--- Start of Source data ---

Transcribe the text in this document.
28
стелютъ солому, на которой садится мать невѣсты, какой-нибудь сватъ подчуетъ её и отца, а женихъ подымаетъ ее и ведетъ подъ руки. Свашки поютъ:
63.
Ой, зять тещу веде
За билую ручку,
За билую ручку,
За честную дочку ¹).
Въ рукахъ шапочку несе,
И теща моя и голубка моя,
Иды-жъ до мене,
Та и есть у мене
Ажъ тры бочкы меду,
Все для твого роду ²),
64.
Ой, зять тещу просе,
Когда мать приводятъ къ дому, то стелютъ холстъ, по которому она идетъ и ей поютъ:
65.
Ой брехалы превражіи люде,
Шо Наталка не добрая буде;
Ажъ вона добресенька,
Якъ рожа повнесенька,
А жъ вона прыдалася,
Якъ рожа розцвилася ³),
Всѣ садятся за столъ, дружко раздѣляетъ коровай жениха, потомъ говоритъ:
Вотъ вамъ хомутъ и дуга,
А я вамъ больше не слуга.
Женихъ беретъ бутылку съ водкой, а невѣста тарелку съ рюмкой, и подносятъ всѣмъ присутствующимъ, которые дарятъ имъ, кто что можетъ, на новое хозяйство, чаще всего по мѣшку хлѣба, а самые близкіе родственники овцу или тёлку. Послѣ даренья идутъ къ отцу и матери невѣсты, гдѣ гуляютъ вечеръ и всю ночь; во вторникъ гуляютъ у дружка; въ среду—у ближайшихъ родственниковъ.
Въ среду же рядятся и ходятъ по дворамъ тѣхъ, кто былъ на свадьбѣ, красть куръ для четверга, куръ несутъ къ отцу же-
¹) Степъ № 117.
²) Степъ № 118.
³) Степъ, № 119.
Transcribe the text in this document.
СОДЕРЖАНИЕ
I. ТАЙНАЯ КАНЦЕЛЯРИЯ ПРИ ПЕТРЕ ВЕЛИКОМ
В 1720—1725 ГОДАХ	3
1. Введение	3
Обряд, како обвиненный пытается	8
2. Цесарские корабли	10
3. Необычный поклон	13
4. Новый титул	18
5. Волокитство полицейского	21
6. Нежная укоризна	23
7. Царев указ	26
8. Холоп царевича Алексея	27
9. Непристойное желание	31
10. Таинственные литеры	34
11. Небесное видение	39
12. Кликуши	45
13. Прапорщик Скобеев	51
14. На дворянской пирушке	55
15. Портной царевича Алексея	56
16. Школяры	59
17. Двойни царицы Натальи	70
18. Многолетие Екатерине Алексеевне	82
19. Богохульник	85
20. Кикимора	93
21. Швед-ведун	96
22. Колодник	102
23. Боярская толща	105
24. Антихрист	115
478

--- End of Source data ---

What is asked: Extract every record. Keep wording exact.

Result for this exercise:
Transcribe the text in this document.
28
стелютъ солому, на которой садится мать невѣсты, какой-нибудь сватъ подчуетъ её и отца, а женихъ подымаетъ ее и ведетъ подъ руки. Свашки поютъ:
63.
Ой, зять тещу веде
За билую ручку,
За билую ручку,
За честную дочку ¹).
Въ рукахъ шапочку несе,
И теща моя и голубка моя,
Иды-жъ до мене,
Та и есть у мене
Ажъ тры бочкы меду,
Все для твого роду ²),
64.
Ой, зять тещу просе,
Когда мать приводятъ къ дому, то стелютъ холстъ, по которому она идетъ и ей поютъ:
65.
Ой брехалы превражіи люде,
Шо Наталка не добрая буде;
Ажъ вона добресенька,
Якъ рожа повнесенька,
А жъ вона прыдалася,
Якъ рожа розцвилася ³),
Всѣ садятся за столъ, дружко раздѣляетъ коровай жениха, потомъ говоритъ:
Вотъ вамъ хомутъ и дуга,
А я вамъ больше не слуга.
Женихъ беретъ бутылку съ водкой, а невѣста тарелку съ рюмкой, и подносятъ всѣмъ присутствующимъ, которые дарятъ имъ, кто что можетъ, на новое хозяйство, чаще всего по мѣшку хлѣба, а самые близкіе родственники овцу или тёлку. Послѣ даренья идутъ къ отцу и матери невѣсты, гдѣ гуляютъ вечеръ и всю ночь; во вторникъ гуляютъ у дружка; въ среду—у ближайшихъ родственниковъ.
Въ среду же рядятся и ходятъ по дворамъ тѣхъ, кто былъ на свадьбѣ, красть куръ для четверга, куръ несутъ къ отцу же-
¹) Степъ № 117.
²) Степъ № 118.
³) Степъ, № 119.
Transcribe the text in this document.
СОДЕРЖАНИЕ
I. ТАЙНАЯ КАНЦЕЛЯРИЯ ПРИ ПЕТРЕ ВЕЛИКОМ
В 1720—1725 ГОДАХ	3
1. Введение	3
Обряд, како обвиненный пытается	8
2. Цесарские корабли	10
3. Необычный поклон	13
4. Новый титул	18
5. Волокитство полицейского	21
6. Нежная укоризна	23
7. Царев указ	26
8. Холоп царевича Алексея	27
9. Непристойное желание	31
10. Таинственные литеры	34
11. Небесное видение	39
12. Кликуши	45
13. Прапорщик Скобеев	51
14. На дворянской пирушке	55
15. Портной царевича Алексея	56
16. Школяры	59
17. Двойни царицы Натальи	70
18. Многолетие Екатерине Алексеевне	82
19. Богохульник	85
20. Кикимора	93
21. Швед-ведун	96
22. Колодник	102
23. Боярская толща	105
24. Антихрист	115
478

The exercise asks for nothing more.